Dataset rows
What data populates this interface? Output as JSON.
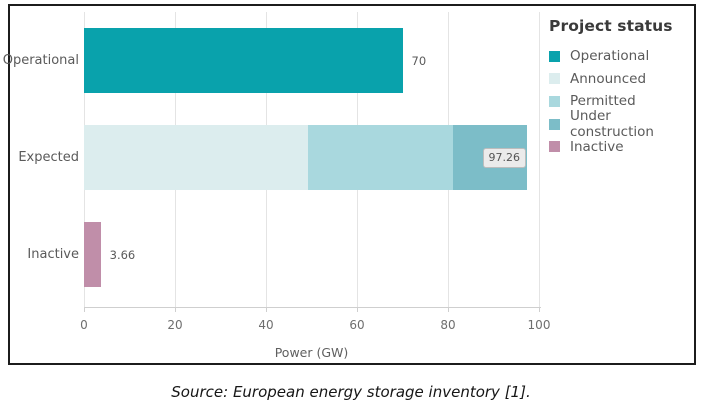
{
  "chart_data": {
    "type": "bar",
    "orientation": "horizontal",
    "stacked": true,
    "title": "",
    "xlabel": "Power (GW)",
    "ylabel": "",
    "xlim": [
      0,
      100
    ],
    "x_ticks": [
      0,
      20,
      40,
      60,
      80,
      100
    ],
    "grid": true,
    "categories": [
      "Operational",
      "Expected",
      "Inactive"
    ],
    "rows": [
      {
        "category": "Operational",
        "segments": [
          {
            "series": "Operational",
            "value": 70
          }
        ],
        "total": 70,
        "data_label": "70",
        "data_label_style": "plain"
      },
      {
        "category": "Expected",
        "segments": [
          {
            "series": "Announced",
            "value": 49.3
          },
          {
            "series": "Permitted",
            "value": 31.8
          },
          {
            "series": "Under construction",
            "value": 16.16
          }
        ],
        "total": 97.26,
        "data_label": "97.26",
        "data_label_style": "boxed"
      },
      {
        "category": "Inactive",
        "segments": [
          {
            "series": "Inactive",
            "value": 3.66
          }
        ],
        "total": 3.66,
        "data_label": "3.66",
        "data_label_style": "plain"
      }
    ],
    "series_colors": {
      "Operational": "#09a2ac",
      "Announced": "#dcedee",
      "Permitted": "#a9d8de",
      "Under construction": "#7cbdc8",
      "Inactive": "#c08ea9"
    },
    "legend": {
      "title": "Project status",
      "position": "right",
      "entries": [
        "Operational",
        "Announced",
        "Permitted",
        "Under construction",
        "Inactive"
      ]
    }
  },
  "caption": "Source: European energy storage inventory [1].",
  "colors": {
    "frame_border": "#1c1c1c",
    "gridline": "#e4e4e4",
    "axis_line": "#cfcfcf",
    "tick_label": "#6e6e6e",
    "category_label": "#5a5a5a",
    "legend_title": "#3a3a3a",
    "legend_label": "#5a5a5a",
    "data_label": "#5a5a5a",
    "label_box_bg": "#ebebeb",
    "label_box_border": "#bdbdbd",
    "background": "#ffffff"
  }
}
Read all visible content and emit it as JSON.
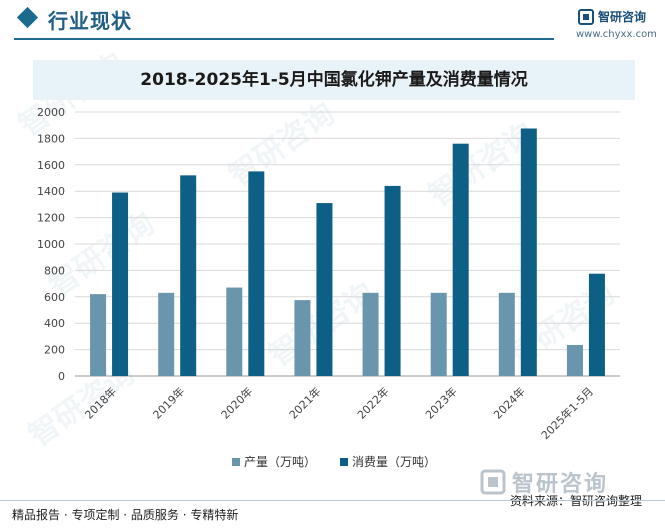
{
  "header": {
    "section_title": "行业现状",
    "brand": "智研咨询",
    "url": "www.chyxx.com"
  },
  "chart_data": {
    "type": "bar",
    "title": "2018-2025年1-5月中国氯化钾产量及消费量情况",
    "categories": [
      "2018年",
      "2019年",
      "2020年",
      "2021年",
      "2022年",
      "2023年",
      "2024年",
      "2025年1-5月"
    ],
    "series": [
      {
        "name": "产量（万吨）",
        "color": "#6996ad",
        "values": [
          620,
          630,
          670,
          575,
          630,
          630,
          630,
          235
        ]
      },
      {
        "name": "消费量（万吨）",
        "color": "#0d5f86",
        "values": [
          1390,
          1520,
          1550,
          1310,
          1440,
          1760,
          1875,
          775
        ]
      }
    ],
    "ylim": [
      0,
      2000
    ],
    "yticks": [
      0,
      200,
      400,
      600,
      800,
      1000,
      1200,
      1400,
      1600,
      1800,
      2000
    ],
    "grid": true,
    "legend_position": "bottom"
  },
  "footer": {
    "services": "精品报告 · 专项定制 · 品质服务 · 专精特新",
    "logo_text": "智研咨询",
    "source": "资料来源：智研咨询整理"
  }
}
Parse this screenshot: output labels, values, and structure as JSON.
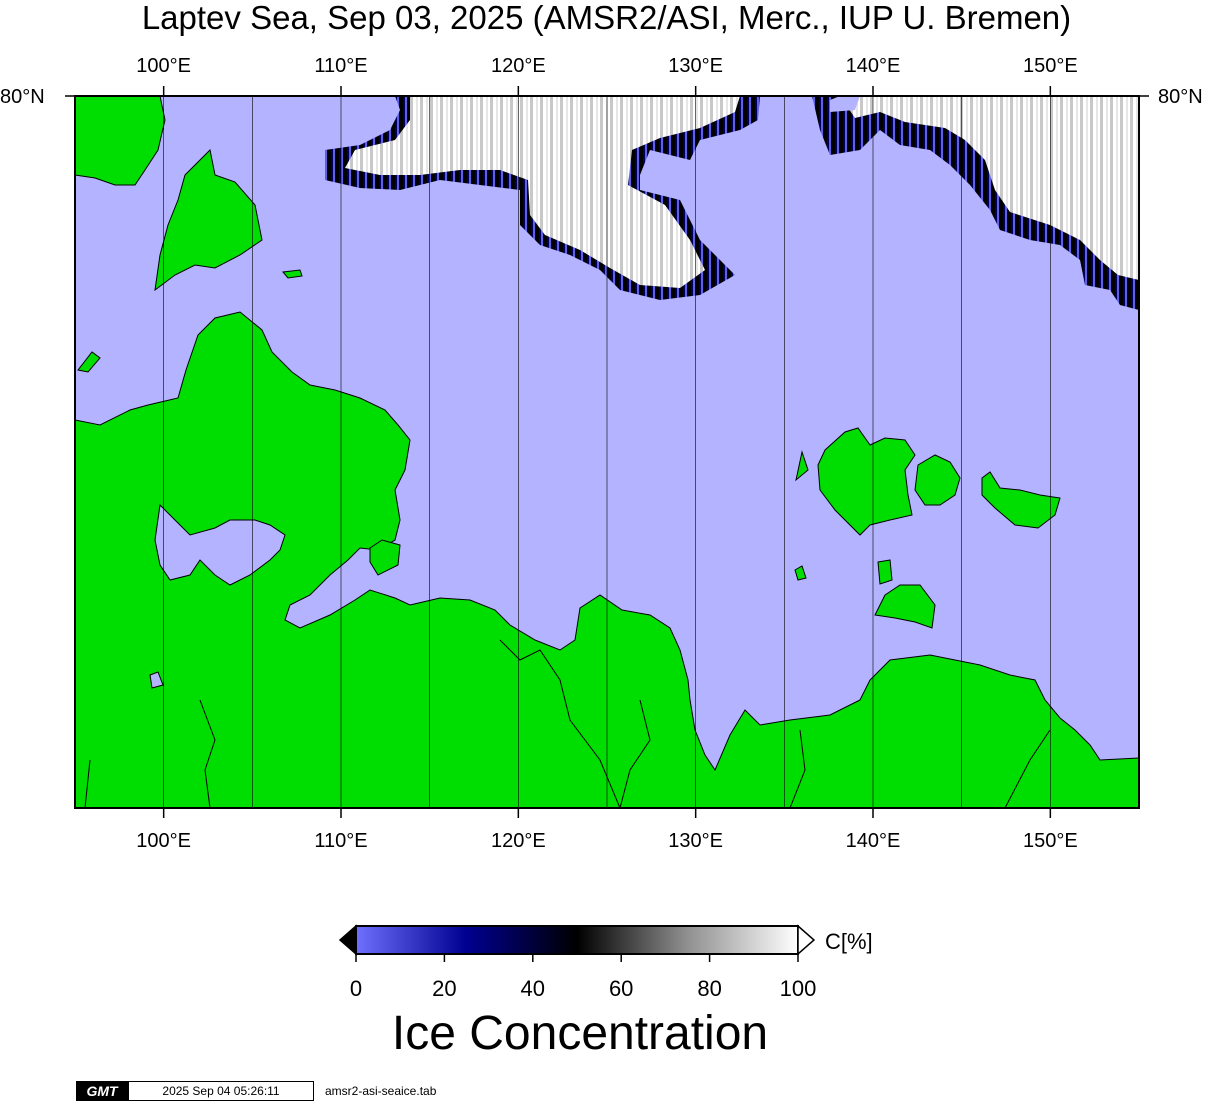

**Aim**
The listing above needs to be output again exactly. Don't include the pictures.

**Complete response**
What data populates this interface? Output as JSON.
{
  "chart_data": {
    "type": "bar",
    "orientation": "horizontal",
    "stacked": true,
    "title": "",
    "xlabel": "Power (GW)",
    "ylabel": "",
    "xlim": [
      0,
      100
    ],
    "x_ticks": [
      0,
      20,
      40,
      60,
      80,
      100
    ],
    "grid": true,
    "categories": [
      "Operational",
      "Expected",
      "Inactive"
    ],
    "rows": [
      {
        "category": "Operational",
        "segments": [
          {
            "series": "Operational",
            "value": 70
          }
        ],
        "total": 70,
        "data_label": "70",
        "data_label_style": "plain"
      },
      {
        "category": "Expected",
        "segments": [
          {
            "series": "Announced",
            "value": 49.3
          },
          {
            "series": "Permitted",
            "value": 31.8
          },
          {
            "series": "Under construction",
            "value": 16.16
          }
        ],
        "total": 97.26,
        "data_label": "97.26",
        "data_label_style": "boxed"
      },
      {
        "category": "Inactive",
        "segments": [
          {
            "series": "Inactive",
            "value": 3.66
          }
        ],
        "total": 3.66,
        "data_label": "3.66",
        "data_label_style": "plain"
      }
    ],
    "series_colors": {
      "Operational": "#09a2ac",
      "Announced": "#dcedee",
      "Permitted": "#a9d8de",
      "Under construction": "#7cbdc8",
      "Inactive": "#c08ea9"
    },
    "legend": {
      "title": "Project status",
      "position": "right",
      "entries": [
        "Operational",
        "Announced",
        "Permitted",
        "Under construction",
        "Inactive"
      ]
    }
  },
  "caption": "Source: European energy storage inventory [1].",
  "colors": {
    "frame_border": "#1c1c1c",
    "gridline": "#e4e4e4",
    "axis_line": "#cfcfcf",
    "tick_label": "#6e6e6e",
    "category_label": "#5a5a5a",
    "legend_title": "#3a3a3a",
    "legend_label": "#5a5a5a",
    "data_label": "#5a5a5a",
    "label_box_bg": "#ebebeb",
    "label_box_border": "#bdbdbd",
    "background": "#ffffff"
  }
}
Read all visible content and emit it as JSON.
{
  "header": {
    "section_title": "行业现状",
    "brand": "智研咨询",
    "url": "www.chyxx.com"
  },
  "chart_data": {
    "type": "bar",
    "title": "2018-2025年1-5月中国氯化钾产量及消费量情况",
    "categories": [
      "2018年",
      "2019年",
      "2020年",
      "2021年",
      "2022年",
      "2023年",
      "2024年",
      "2025年1-5月"
    ],
    "series": [
      {
        "name": "产量（万吨）",
        "color": "#6996ad",
        "values": [
          620,
          630,
          670,
          575,
          630,
          630,
          630,
          235
        ]
      },
      {
        "name": "消费量（万吨）",
        "color": "#0d5f86",
        "values": [
          1390,
          1520,
          1550,
          1310,
          1440,
          1760,
          1875,
          775
        ]
      }
    ],
    "ylim": [
      0,
      2000
    ],
    "yticks": [
      0,
      200,
      400,
      600,
      800,
      1000,
      1200,
      1400,
      1600,
      1800,
      2000
    ],
    "grid": true,
    "legend_position": "bottom"
  },
  "footer": {
    "services": "精品报告 · 专项定制 · 品质服务 · 专精特新",
    "logo_text": "智研咨询",
    "source": "资料来源：智研咨询整理"
  }
}
Parse this screenshot: output labels, values, and structure as JSON.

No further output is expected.